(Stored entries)

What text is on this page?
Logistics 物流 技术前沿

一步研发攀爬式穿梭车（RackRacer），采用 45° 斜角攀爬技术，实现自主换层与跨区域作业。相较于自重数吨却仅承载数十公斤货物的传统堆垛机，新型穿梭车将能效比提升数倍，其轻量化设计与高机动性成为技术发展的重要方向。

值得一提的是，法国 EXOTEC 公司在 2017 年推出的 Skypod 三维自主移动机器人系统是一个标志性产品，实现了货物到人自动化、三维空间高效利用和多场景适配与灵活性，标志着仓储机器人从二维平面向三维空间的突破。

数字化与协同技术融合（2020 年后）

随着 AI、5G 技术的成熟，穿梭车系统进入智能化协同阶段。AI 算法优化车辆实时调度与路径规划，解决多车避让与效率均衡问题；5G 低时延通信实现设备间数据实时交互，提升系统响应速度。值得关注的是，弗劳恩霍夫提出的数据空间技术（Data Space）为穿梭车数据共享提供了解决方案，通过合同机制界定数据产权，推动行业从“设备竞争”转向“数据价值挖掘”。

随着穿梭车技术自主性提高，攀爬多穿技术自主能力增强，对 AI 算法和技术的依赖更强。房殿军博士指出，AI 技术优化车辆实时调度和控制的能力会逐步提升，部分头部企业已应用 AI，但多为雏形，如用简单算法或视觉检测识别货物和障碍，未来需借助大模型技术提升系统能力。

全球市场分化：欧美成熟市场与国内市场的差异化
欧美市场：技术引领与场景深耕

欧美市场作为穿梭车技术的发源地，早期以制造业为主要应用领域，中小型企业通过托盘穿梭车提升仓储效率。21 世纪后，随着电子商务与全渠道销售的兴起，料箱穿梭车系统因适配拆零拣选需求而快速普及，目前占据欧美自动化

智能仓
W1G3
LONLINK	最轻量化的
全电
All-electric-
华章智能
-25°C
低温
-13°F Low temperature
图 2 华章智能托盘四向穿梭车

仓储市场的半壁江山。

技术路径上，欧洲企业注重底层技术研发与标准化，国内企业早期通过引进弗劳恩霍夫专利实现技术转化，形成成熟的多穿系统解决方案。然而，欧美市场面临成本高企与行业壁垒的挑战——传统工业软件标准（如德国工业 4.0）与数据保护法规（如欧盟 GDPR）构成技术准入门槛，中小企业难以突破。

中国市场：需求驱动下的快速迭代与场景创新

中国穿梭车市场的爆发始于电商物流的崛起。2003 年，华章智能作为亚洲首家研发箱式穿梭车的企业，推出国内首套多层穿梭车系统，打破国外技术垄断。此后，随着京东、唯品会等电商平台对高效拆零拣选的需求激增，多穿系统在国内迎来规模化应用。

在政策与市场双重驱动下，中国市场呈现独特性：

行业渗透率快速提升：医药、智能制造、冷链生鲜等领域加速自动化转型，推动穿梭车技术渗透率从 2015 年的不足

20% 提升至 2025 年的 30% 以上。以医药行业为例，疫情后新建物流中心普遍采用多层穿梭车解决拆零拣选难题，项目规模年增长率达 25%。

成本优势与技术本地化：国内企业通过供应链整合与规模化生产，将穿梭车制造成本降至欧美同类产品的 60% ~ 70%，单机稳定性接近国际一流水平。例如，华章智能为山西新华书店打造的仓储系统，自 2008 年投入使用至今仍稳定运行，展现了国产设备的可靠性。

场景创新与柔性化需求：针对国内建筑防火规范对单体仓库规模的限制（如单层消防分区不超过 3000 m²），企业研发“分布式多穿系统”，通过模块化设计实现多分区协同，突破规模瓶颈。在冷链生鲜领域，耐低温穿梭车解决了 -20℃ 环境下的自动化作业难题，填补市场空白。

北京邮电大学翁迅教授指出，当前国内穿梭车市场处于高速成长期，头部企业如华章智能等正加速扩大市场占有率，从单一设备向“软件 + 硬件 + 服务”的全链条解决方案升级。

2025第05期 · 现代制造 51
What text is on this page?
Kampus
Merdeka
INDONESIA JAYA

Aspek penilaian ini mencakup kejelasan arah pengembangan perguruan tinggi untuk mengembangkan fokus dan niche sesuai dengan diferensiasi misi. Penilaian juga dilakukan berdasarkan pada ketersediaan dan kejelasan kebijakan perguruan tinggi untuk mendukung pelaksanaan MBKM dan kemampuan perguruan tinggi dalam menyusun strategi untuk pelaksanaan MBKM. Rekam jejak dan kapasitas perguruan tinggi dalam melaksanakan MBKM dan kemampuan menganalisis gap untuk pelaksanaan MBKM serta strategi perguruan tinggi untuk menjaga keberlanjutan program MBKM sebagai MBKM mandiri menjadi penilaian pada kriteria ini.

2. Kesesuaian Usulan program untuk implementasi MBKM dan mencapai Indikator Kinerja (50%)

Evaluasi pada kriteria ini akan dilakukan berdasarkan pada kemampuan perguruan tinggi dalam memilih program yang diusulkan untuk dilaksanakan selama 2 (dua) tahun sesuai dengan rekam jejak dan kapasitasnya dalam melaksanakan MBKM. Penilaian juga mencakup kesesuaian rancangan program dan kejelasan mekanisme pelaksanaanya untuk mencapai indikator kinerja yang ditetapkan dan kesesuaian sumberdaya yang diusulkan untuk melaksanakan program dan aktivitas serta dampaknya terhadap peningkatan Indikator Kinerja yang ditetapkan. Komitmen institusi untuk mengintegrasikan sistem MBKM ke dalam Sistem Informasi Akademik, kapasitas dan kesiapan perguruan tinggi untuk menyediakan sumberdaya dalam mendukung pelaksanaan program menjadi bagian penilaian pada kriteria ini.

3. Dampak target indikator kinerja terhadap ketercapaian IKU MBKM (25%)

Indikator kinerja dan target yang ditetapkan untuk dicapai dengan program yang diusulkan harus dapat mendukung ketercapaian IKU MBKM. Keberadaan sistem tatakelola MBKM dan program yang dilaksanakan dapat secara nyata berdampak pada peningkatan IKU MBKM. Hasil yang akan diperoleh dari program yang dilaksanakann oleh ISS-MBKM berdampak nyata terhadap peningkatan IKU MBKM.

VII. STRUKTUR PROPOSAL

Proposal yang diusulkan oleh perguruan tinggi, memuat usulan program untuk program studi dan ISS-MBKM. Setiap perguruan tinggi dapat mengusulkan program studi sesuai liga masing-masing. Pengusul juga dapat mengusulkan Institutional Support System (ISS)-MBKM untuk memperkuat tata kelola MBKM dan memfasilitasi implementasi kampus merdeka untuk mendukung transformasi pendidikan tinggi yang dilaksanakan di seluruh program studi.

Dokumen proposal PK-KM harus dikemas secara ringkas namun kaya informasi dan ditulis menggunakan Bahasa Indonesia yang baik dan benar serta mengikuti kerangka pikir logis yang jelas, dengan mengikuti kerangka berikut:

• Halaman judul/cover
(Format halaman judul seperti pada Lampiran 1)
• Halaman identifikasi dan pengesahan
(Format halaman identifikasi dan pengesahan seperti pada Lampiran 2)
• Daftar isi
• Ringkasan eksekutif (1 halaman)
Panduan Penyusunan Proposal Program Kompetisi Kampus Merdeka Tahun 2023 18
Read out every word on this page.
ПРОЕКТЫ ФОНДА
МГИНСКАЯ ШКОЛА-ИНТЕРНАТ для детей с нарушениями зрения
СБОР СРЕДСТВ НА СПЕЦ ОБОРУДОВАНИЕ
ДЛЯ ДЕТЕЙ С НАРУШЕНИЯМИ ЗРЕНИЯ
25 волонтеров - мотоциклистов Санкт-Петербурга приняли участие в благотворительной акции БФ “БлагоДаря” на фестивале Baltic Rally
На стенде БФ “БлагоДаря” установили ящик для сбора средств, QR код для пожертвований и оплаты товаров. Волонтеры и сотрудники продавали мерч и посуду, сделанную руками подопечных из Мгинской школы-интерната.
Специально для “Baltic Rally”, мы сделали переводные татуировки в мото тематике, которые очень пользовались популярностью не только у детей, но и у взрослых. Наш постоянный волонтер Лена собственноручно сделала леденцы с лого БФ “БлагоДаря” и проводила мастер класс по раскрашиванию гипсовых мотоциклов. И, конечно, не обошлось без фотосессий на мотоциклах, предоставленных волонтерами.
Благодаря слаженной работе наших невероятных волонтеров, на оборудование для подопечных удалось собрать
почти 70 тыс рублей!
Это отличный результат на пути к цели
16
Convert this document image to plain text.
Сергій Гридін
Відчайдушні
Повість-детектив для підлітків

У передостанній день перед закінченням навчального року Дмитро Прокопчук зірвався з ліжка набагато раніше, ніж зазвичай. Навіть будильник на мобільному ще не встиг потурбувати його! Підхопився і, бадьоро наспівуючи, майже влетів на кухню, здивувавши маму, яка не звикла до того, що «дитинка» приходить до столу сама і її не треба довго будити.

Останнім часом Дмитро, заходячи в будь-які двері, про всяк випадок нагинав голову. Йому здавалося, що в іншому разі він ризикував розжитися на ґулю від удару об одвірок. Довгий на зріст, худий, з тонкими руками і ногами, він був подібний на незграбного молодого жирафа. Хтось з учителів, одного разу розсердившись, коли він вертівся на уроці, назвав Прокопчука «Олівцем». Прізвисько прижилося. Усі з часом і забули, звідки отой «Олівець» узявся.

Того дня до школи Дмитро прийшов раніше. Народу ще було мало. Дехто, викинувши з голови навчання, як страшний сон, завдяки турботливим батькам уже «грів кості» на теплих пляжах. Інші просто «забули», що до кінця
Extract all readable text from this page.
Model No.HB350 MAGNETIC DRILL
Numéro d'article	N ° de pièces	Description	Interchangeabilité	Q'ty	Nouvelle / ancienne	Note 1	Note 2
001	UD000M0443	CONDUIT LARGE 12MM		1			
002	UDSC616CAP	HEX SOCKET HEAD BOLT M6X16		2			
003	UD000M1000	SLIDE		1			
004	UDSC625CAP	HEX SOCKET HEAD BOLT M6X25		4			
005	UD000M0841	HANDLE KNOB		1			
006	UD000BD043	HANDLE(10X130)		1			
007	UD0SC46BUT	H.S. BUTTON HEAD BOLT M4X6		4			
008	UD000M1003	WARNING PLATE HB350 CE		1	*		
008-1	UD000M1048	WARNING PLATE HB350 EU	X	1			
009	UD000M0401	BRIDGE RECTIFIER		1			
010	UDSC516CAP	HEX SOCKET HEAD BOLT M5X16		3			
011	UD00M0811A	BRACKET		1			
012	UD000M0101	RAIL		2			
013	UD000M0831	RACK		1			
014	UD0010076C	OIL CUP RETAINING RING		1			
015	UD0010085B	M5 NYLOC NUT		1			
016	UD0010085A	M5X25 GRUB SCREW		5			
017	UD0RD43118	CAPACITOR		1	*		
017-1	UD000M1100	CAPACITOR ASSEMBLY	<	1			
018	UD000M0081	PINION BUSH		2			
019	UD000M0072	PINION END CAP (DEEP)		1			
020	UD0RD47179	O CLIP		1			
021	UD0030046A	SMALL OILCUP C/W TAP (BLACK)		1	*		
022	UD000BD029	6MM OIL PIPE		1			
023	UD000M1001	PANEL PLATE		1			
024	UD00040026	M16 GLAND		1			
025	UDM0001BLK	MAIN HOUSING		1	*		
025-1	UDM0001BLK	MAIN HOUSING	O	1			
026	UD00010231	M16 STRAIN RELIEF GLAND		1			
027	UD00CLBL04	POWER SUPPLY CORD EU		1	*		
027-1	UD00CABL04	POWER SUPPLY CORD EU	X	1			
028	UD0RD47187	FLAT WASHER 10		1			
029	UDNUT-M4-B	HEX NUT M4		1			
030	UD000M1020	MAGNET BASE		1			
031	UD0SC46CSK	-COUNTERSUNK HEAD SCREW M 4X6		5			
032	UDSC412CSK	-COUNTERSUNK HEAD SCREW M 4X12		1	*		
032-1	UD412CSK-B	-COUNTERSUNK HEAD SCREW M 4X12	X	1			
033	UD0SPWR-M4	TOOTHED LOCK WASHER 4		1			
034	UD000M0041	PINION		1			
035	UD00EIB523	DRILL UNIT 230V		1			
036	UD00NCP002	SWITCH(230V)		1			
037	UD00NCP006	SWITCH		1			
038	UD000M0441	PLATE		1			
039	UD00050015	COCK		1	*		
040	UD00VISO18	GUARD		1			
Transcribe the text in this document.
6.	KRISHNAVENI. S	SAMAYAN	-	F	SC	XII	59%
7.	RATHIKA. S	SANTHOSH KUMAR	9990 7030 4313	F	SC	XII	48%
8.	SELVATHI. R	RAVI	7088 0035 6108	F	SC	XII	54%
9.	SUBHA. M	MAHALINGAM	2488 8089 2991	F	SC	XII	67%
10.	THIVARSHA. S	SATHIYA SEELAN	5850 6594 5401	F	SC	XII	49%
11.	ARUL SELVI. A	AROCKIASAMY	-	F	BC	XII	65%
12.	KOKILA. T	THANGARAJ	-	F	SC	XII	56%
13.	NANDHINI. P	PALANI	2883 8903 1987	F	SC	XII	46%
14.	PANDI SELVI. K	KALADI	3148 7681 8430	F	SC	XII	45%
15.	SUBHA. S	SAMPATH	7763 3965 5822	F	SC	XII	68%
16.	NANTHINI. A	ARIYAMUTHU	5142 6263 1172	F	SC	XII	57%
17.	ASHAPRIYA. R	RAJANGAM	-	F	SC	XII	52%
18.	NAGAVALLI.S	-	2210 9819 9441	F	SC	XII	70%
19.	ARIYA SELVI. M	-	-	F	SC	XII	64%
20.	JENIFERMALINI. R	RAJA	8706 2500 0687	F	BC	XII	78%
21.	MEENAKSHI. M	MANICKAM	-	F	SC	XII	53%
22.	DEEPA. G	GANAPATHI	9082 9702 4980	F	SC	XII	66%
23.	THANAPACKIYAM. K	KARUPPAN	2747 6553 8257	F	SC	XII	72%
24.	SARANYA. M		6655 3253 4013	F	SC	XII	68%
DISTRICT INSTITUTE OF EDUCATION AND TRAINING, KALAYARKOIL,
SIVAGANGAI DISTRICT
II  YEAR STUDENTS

> **Problem to solve**:
Scan the material above. Return every line containing the string "mencapai".

> **Final answer**:
2. Kesesuaian Usulan program untuk implementasi MBKM dan mencapai Indikator Kinerja (50%)
Evaluasi pada kriteria ini akan dilakukan berdasarkan pada kemampuan perguruan tinggi dalam memilih program yang diusulkan untuk dilaksanakan selama 2 (dua) tahun sesuai dengan rekam jejak dan kapasitasnya dalam melaksanakan MBKM. Penilaian juga mencakup kesesuaian rancangan program dan kejelasan mekanisme pelaksanaanya untuk mencapai indikator kinerja yang ditetapkan dan kesesuaian sumberdaya yang diusulkan untuk melaksanakan program dan aktivitas serta dampaknya terhadap peningkatan Indikator Kinerja yang ditetapkan. Komitmen institusi untuk mengintegrasikan sistem MBKM ke dalam Sistem Informasi Akademik, kapasitas dan kesiapan perguruan tinggi untuk menyediakan sumberdaya dalam mendukung pelaksanaan program menjadi bagian penilaian pada kriteria ini.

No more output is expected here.